- _Brief_:
Every line that contains the word "modo" should be copied.

- _Dataset excerpts_:
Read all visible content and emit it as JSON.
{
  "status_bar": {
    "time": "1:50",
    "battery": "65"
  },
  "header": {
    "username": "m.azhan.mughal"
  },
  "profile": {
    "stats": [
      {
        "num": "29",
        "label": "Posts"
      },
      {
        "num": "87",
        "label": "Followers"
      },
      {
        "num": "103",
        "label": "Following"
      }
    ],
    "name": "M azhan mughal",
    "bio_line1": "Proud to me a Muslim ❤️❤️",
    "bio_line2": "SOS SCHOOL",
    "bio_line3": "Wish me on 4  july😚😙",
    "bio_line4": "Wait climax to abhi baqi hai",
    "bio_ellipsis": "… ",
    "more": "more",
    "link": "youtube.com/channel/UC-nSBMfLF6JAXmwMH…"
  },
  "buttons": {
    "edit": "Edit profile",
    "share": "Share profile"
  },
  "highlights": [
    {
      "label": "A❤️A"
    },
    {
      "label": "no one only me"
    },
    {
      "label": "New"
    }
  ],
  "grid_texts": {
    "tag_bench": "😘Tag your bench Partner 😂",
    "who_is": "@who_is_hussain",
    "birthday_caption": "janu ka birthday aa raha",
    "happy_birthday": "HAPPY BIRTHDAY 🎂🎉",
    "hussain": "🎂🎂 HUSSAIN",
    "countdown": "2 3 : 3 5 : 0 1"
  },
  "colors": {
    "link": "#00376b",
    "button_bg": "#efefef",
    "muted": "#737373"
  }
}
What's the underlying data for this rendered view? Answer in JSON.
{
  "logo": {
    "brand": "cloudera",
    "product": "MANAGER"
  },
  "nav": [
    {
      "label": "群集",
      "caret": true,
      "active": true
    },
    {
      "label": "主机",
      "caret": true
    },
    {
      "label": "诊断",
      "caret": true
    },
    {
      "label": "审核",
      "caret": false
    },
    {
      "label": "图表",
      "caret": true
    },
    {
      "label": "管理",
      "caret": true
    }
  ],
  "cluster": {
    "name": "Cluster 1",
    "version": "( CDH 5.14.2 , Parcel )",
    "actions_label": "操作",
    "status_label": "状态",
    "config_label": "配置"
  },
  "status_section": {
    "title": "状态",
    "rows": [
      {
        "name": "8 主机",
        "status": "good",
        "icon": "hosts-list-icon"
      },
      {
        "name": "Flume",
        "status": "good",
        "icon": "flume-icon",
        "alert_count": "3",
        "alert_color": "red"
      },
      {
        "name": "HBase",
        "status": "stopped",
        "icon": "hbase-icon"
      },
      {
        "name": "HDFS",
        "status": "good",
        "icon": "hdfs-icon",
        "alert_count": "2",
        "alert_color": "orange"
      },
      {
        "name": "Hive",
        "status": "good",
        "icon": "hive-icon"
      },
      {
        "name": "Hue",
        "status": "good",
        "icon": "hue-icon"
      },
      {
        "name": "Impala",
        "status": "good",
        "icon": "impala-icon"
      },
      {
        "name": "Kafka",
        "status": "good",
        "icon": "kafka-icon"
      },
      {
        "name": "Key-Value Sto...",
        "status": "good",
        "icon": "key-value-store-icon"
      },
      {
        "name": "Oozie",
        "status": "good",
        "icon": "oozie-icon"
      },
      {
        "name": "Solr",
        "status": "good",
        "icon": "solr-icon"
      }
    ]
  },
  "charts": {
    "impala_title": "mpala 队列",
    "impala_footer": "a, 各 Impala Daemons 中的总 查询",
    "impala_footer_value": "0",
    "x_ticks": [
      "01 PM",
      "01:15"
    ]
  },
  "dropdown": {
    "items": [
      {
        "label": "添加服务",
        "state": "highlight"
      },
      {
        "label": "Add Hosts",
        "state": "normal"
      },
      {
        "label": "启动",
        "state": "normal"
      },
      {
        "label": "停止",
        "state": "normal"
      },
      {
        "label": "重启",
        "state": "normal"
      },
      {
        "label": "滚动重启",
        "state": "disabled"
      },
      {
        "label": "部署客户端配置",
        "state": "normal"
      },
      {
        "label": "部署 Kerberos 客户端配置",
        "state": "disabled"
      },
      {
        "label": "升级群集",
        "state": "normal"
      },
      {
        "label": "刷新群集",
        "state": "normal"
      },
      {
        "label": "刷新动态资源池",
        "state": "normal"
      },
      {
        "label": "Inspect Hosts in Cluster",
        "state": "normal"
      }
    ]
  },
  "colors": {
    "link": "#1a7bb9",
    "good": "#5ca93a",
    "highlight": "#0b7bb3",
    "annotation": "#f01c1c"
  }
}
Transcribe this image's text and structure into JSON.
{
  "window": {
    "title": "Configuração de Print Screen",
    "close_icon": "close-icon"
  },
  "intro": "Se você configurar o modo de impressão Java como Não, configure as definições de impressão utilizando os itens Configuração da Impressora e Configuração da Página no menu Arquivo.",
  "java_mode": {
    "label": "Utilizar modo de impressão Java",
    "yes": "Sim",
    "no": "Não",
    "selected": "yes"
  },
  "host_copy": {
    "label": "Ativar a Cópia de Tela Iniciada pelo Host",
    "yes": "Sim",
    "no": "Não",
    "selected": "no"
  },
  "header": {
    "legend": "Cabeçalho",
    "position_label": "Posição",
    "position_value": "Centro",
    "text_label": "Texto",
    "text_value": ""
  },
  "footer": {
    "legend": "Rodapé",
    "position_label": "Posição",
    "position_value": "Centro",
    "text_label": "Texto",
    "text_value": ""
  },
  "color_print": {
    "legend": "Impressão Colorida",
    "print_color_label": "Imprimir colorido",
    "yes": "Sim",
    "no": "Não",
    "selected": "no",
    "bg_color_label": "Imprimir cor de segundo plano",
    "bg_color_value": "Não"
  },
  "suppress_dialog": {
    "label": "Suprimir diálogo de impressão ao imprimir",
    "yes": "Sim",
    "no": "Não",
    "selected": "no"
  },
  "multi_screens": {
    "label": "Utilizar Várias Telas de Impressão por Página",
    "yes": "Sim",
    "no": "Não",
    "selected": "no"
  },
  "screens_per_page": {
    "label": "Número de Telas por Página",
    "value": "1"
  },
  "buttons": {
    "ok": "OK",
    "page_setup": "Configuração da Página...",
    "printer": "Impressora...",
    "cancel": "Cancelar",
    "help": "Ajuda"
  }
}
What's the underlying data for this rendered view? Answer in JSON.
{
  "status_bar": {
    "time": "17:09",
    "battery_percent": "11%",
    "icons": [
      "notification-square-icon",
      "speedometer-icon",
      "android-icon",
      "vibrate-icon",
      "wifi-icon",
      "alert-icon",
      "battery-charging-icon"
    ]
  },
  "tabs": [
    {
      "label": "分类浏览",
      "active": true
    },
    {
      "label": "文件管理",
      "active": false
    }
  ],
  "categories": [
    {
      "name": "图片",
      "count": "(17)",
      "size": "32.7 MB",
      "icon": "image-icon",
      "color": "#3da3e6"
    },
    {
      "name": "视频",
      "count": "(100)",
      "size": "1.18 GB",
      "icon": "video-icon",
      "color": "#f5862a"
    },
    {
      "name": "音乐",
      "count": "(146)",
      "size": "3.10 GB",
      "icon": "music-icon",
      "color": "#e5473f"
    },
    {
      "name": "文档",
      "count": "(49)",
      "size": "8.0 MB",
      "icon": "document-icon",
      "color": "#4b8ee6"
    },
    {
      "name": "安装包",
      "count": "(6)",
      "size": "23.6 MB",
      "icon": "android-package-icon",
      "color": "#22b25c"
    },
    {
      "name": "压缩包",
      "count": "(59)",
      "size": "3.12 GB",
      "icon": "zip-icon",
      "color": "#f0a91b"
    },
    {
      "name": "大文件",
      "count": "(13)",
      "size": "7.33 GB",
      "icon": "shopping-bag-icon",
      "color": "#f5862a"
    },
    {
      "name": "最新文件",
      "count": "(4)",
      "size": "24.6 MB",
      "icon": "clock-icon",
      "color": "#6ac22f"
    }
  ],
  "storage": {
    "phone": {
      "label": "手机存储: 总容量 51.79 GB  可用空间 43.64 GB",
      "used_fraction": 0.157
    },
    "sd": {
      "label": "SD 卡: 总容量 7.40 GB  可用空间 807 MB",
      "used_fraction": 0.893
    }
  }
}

- _Solution below_:
  "intro": "Se você configurar o modo de impressão Java como Não, configure as definições de impressão utilizando os itens Configuração da Impressora e Configuração da Página no menu Arquivo.",
    "label": "Utilizar modo de impressão Java",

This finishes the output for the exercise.